- **EXERCISE INSTRUCTIONS**:
Find how many lines hold the word "kloʊz" and give that number only.

(Saved entries)
++++++++++++++++++++

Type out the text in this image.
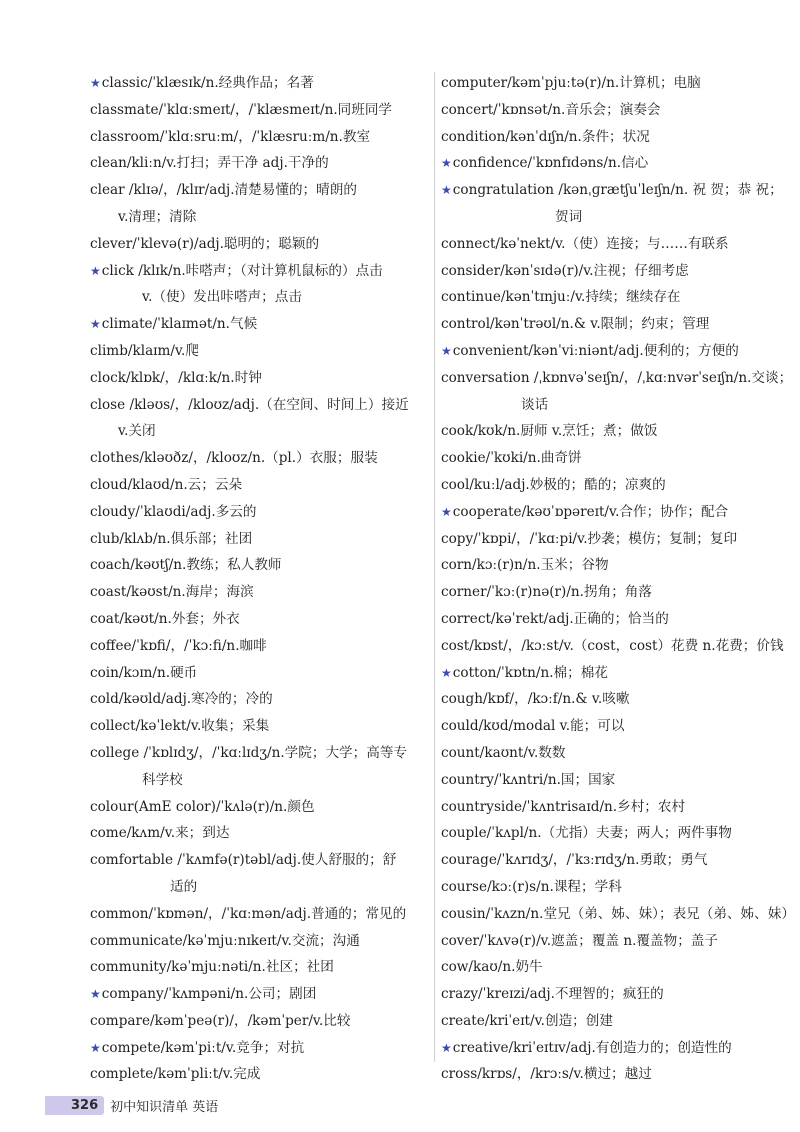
★classic/ˈklæsɪk/n.经典作品；名著

classmate/ˈklɑːsmeɪt/，/ˈklæsmeɪt/n.同班同学

classroom/ˈklɑːsruːm/，/ˈklæsruːm/n.教室

clean/kliːn/v.打扫；弄干净 adj.干净的

clear /klɪə/，/klɪr/adj.清楚易懂的；晴朗的
v.清理；清除

clever/ˈklevə(r)/adj.聪明的；聪颖的

★click /klɪk/n.咔嗒声；（对计算机鼠标的）点击
v.（使）发出咔嗒声；点击

★climate/ˈklaɪmət/n.气候

climb/klaɪm/v.爬

clock/klɒk/，/klɑːk/n.时钟

close /kləʊs/，/kloʊz/adj.（在空间、时间上）接近
v.关闭

clothes/kləʊðz/，/kloʊz/n.（pl.）衣服；服装

cloud/klaʊd/n.云；云朵

cloudy/ˈklaʊdi/adj.多云的

club/klʌb/n.俱乐部；社团

coach/kəʊtʃ/n.教练；私人教师

coast/kəʊst/n.海岸；海滨

coat/kəʊt/n.外套；外衣

coffee/ˈkɒfi/，/ˈkɔːfi/n.咖啡

coin/kɔɪn/n.硬币

cold/kəʊld/adj.寒冷的；冷的

collect/kəˈlekt/v.收集；采集

college /ˈkɒlɪdʒ/，/ˈkɑːlɪdʒ/n.学院；大学；高等专
科学校

colour(AmE color)/ˈkʌlə(r)/n.颜色

come/kʌm/v.来；到达

comfortable /ˈkʌmfə(r)təbl/adj.使人舒服的；舒
适的

common/ˈkɒmən/，/ˈkɑːmən/adj.普通的；常见的

communicate/kəˈmjuːnɪkeɪt/v.交流；沟通

community/kəˈmjuːnəti/n.社区；社团

★company/ˈkʌmpəni/n.公司；剧团

compare/kəmˈpeə(r)/，/kəmˈper/v.比较

★compete/kəmˈpiːt/v.竞争；对抗

complete/kəmˈpliːt/v.完成

computer/kəmˈpjuːtə(r)/n.计算机；电脑

concert/ˈkɒnsət/n.音乐会；演奏会

condition/kənˈdɪʃn/n.条件；状况

★confidence/ˈkɒnfɪdəns/n.信心

★congratulation /kənˌɡrætʃuˈleɪʃn/n. 祝 贺；恭 祝；
贺词

connect/kəˈnekt/v.（使）连接；与……有联系

consider/kənˈsɪdə(r)/v.注视；仔细考虑

continue/kənˈtɪnjuː/v.持续；继续存在

control/kənˈtrəʊl/n.& v.限制；约束；管理

★convenient/kənˈviːniənt/adj.便利的；方便的

conversation /ˌkɒnvəˈseɪʃn/，/ˌkɑːnvərˈseɪʃn/n.交谈；
谈话

cook/kʊk/n.厨师 v.烹饪；煮；做饭

cookie/ˈkʊki/n.曲奇饼

cool/kuːl/adj.妙极的；酷的；凉爽的

★cooperate/kəʊˈɒpəreɪt/v.合作；协作；配合

copy/ˈkɒpi/，/ˈkɑːpi/v.抄袭；模仿；复制；复印

corn/kɔː(r)n/n.玉米；谷物

corner/ˈkɔː(r)nə(r)/n.拐角；角落

correct/kəˈrekt/adj.正确的；恰当的

cost/kɒst/，/kɔːst/v.（cost，cost）花费 n.花费；价钱

★cotton/ˈkɒtn/n.棉；棉花

cough/kɒf/，/kɔːf/n.& v.咳嗽

could/kʊd/modal v.能；可以

count/kaʊnt/v.数数

country/ˈkʌntri/n.国；国家

countryside/ˈkʌntrisaɪd/n.乡村；农村

couple/ˈkʌpl/n.（尤指）夫妻；两人；两件事物

courage/ˈkʌrɪdʒ/，/ˈkɜːrɪdʒ/n.勇敢；勇气

course/kɔː(r)s/n.课程；学科

cousin/ˈkʌzn/n.堂兄（弟、姊、妹）；表兄（弟、姊、妹）

cover/ˈkʌvə(r)/v.遮盖；覆盖 n.覆盖物；盖子

cow/kaʊ/n.奶牛

crazy/ˈkreɪzi/adj.不理智的；疯狂的

create/kriˈeɪt/v.创造；创建

★creative/kriˈeɪtɪv/adj.有创造力的；创造性的

cross/krɒs/，/krɔːs/v.横过；越过

326 初中知识清单 英语
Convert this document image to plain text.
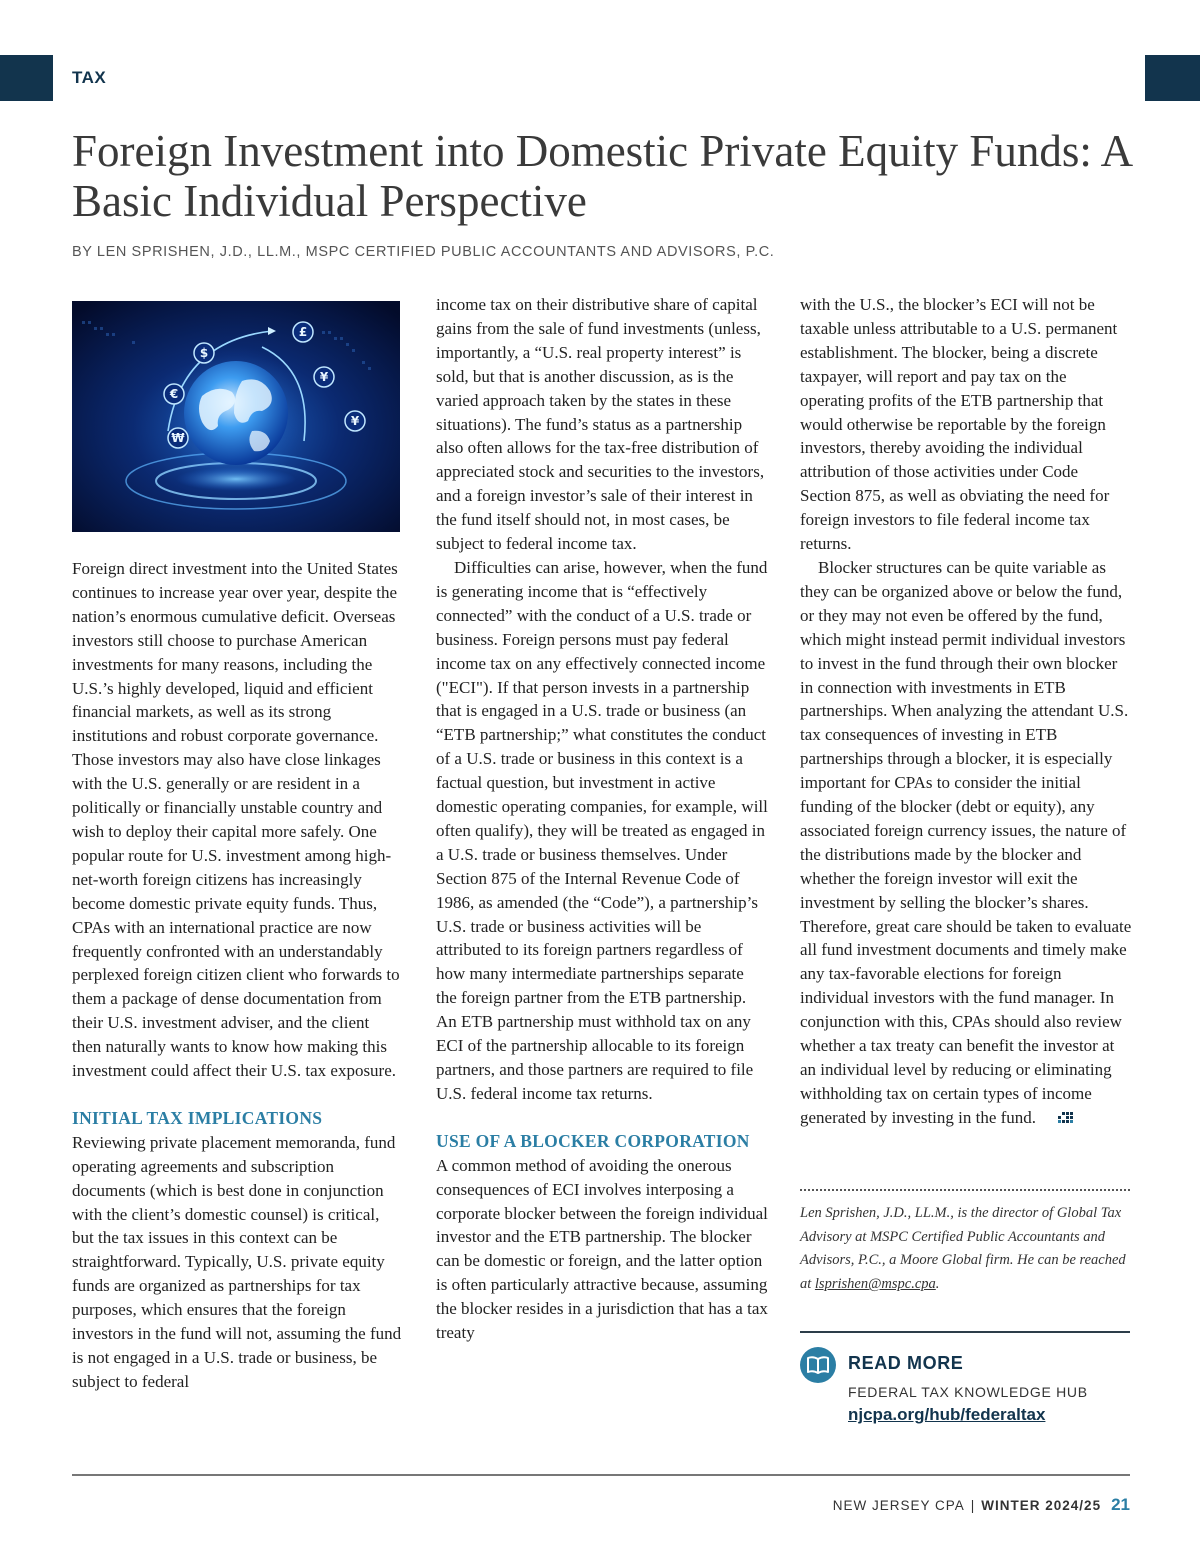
TAX
Foreign Investment into Domestic Private Equity Funds: A Basic Individual Perspective
BY LEN SPRISHEN, J.D., LL.M., MSPC CERTIFIED PUBLIC ACCOUNTANTS AND ADVISORS, P.C.
$
£
¥
€
¥
₩

Foreign direct investment into the United States continues to increase year over year, despite the nation’s enormous cumulative deficit. Overseas investors still choose to purchase American investments for many reasons, including the U.S.’s highly developed, liquid and efficient financial markets, as well as its strong institutions and robust corporate governance. Those investors may also have close linkages with the U.S. generally or are resident in a politically or financially unstable country and wish to deploy their capital more safely. One popular route for U.S. investment among high-net-worth foreign citizens has increasingly become domestic private equity funds. Thus, CPAs with an international practice are now frequently confronted with an understandably perplexed foreign citizen client who forwards to them a package of dense documentation from their U.S. investment adviser, and the client then naturally wants to know how making this investment could affect their U.S. tax exposure.

INITIAL TAX IMPLICATIONS

Reviewing private placement memoranda, fund operating agreements and subscription documents (which is best done in conjunction with the client’s domestic counsel) is critical, but the tax issues in this context can be straightforward. Typically, U.S. private equity funds are organized as partnerships for tax purposes, which ensures that the foreign investors in the fund will not, assuming the fund is not engaged in a U.S. trade or business, be subject to federal

income tax on their distributive share of capital gains from the sale of fund investments (unless, importantly, a “U.S. real property interest” is sold, but that is another discussion, as is the varied approach taken by the states in these situations). The fund’s status as a partnership also often allows for the tax-free distribution of appreciated stock and securities to the investors, and a foreign investor’s sale of their interest in the fund itself should not, in most cases, be subject to federal income tax.

Difficulties can arise, however, when the fund is generating income that is “effectively connected” with the conduct of a U.S. trade or business. Foreign persons must pay federal income tax on any effectively connected income ("ECI"). If that person invests in a partnership that is engaged in a U.S. trade or business (an “ETB partnership;” what constitutes the conduct of a U.S. trade or business in this context is a factual question, but investment in active domestic operating companies, for example, will often qualify), they will be treated as engaged in a U.S. trade or business themselves. Under Section 875 of the Internal Revenue Code of 1986, as amended (the “Code”), a partnership’s U.S. trade or business activities will be attributed to its foreign partners regardless of how many intermediate partnerships separate the foreign partner from the ETB partnership. An ETB partnership must withhold tax on any ECI of the partnership allocable to its foreign partners, and those partners are required to file U.S. federal income tax returns.

USE OF A BLOCKER CORPORATION

A common method of avoiding the onerous consequences of ECI involves interposing a corporate blocker between the foreign individual investor and the ETB partnership. The blocker can be domestic or foreign, and the latter option is often particularly attractive because, assuming the blocker resides in a jurisdiction that has a tax treaty

with the U.S., the blocker’s ECI will not be taxable unless attributable to a U.S. permanent establishment. The blocker, being a discrete taxpayer, will report and pay tax on the operating profits of the ETB partnership that would otherwise be reportable by the foreign investors, thereby avoiding the individual attribution of those activities under Code Section 875, as well as obviating the need for foreign investors to file federal income tax returns.

Blocker structures can be quite variable as they can be organized above or below the fund, or they may not even be offered by the fund, which might instead permit individual investors to invest in the fund through their own blocker in connection with investments in ETB partnerships. When analyzing the attendant U.S. tax consequences of investing in ETB partnerships through a blocker, it is especially important for CPAs to consider the initial funding of the blocker (debt or equity), any associated foreign currency issues, the nature of the distributions made by the blocker and whether the foreign investor will exit the investment by selling the blocker’s shares. Therefore, great care should be taken to evaluate all fund investment documents and timely make any tax-favorable elections for foreign individual investors with the fund manager. In conjunction with this, CPAs should also review whether a tax treaty can benefit the investor at an individual level by reducing or eliminating withholding tax on certain types of income generated by investing in the fund.

Len Sprishen, J.D., LL.M., is the director of Global Tax Advisory at MSPC Certified Public Accountants and Advisors, P.C., a Moore Global firm. He can be reached at lsprishen@mspc.cpa.
READ MORE
FEDERAL TAX KNOWLEDGE HUB
njcpa.org/hub/federaltax
NEW JERSEY CPA | WINTER 2024/25 21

++++++++++++++++++++

- **TASK OUTPUT**:
2